§ INSTRUCTIONS TO FOLLOW:
Your task is to copy every line of the entries that contains "letters".

§ DATA EXCERPTS:

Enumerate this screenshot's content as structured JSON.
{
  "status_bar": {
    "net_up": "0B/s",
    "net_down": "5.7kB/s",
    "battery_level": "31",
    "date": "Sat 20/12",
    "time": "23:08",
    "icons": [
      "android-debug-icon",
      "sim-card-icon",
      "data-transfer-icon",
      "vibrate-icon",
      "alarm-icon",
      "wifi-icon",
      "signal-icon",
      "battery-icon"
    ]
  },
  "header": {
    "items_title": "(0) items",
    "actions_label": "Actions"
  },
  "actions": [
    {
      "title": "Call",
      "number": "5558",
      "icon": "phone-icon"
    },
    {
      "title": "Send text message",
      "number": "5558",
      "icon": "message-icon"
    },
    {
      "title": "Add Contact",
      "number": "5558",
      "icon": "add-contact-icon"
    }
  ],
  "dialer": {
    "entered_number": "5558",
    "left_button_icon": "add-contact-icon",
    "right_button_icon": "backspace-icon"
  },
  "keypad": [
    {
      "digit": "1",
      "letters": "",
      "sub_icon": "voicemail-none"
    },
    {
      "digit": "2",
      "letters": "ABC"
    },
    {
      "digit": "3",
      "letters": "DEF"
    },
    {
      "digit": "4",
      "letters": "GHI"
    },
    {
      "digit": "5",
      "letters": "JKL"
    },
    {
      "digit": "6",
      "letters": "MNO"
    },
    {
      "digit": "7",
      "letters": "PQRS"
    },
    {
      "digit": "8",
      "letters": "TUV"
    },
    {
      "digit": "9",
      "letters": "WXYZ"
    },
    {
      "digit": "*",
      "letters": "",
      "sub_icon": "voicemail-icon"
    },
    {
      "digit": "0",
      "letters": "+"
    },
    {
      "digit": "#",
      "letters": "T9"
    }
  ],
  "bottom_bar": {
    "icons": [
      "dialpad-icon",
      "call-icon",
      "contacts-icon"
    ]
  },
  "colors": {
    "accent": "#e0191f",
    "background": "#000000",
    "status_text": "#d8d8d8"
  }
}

§ COMPLETE OUTPUT:
      "letters": "",
      "letters": "ABC"
      "letters": "DEF"
      "letters": "GHI"
      "letters": "JKL"
      "letters": "MNO"
      "letters": "PQRS"
      "letters": "TUV"
      "letters": "WXYZ"
      "letters": "",
      "letters": "+"
      "letters": "T9"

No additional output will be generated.